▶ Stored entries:
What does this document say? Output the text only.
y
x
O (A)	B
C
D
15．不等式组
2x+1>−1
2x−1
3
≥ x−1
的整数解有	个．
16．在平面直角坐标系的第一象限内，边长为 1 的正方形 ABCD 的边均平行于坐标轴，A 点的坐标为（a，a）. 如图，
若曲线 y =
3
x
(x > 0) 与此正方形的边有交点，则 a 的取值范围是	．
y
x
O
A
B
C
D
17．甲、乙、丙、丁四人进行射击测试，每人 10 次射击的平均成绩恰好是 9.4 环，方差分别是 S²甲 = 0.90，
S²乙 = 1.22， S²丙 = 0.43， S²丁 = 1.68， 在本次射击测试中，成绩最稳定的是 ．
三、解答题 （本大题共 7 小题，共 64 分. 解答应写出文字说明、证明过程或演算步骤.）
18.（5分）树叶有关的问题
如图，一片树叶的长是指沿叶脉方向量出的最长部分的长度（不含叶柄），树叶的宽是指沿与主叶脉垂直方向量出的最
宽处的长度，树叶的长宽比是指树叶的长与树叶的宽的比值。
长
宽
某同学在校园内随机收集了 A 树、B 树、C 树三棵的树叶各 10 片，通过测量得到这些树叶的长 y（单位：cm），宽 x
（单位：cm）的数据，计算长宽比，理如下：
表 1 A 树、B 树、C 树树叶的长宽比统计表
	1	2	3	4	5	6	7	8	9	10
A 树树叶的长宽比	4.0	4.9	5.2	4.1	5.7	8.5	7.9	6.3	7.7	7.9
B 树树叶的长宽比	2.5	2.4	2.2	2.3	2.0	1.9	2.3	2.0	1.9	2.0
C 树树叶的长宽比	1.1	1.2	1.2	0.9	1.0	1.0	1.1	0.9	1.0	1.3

▶ Aim:
The listing above should be transcribed in full, exactly as written.

▶ Full solution:
What does this document say? Output the text only.
y
x
O (A)	B
C
D
15．不等式组
2x+1>−1
2x−1
3
≥ x−1
的整数解有	个．
16．在平面直角坐标系的第一象限内，边长为 1 的正方形 ABCD 的边均平行于坐标轴，A 点的坐标为（a，a）. 如图，
若曲线 y =
3
x
(x > 0) 与此正方形的边有交点，则 a 的取值范围是	．
y
x
O
A
B
C
D
17．甲、乙、丙、丁四人进行射击测试，每人 10 次射击的平均成绩恰好是 9.4 环，方差分别是 S²甲 = 0.90，
S²乙 = 1.22， S²丙 = 0.43， S²丁 = 1.68， 在本次射击测试中，成绩最稳定的是 ．
三、解答题 （本大题共 7 小题，共 64 分. 解答应写出文字说明、证明过程或演算步骤.）
18.（5分）树叶有关的问题
如图，一片树叶的长是指沿叶脉方向量出的最长部分的长度（不含叶柄），树叶的宽是指沿与主叶脉垂直方向量出的最
宽处的长度，树叶的长宽比是指树叶的长与树叶的宽的比值。
长
宽
某同学在校园内随机收集了 A 树、B 树、C 树三棵的树叶各 10 片，通过测量得到这些树叶的长 y（单位：cm），宽 x
（单位：cm）的数据，计算长宽比，理如下：
表 1 A 树、B 树、C 树树叶的长宽比统计表
	1	2	3	4	5	6	7	8	9	10
A 树树叶的长宽比	4.0	4.9	5.2	4.1	5.7	8.5	7.9	6.3	7.7	7.9
B 树树叶的长宽比	2.5	2.4	2.2	2.3	2.0	1.9	2.3	2.0	1.9	2.0
C 树树叶的长宽比	1.1	1.2	1.2	0.9	1.0	1.0	1.1	0.9	1.0	1.3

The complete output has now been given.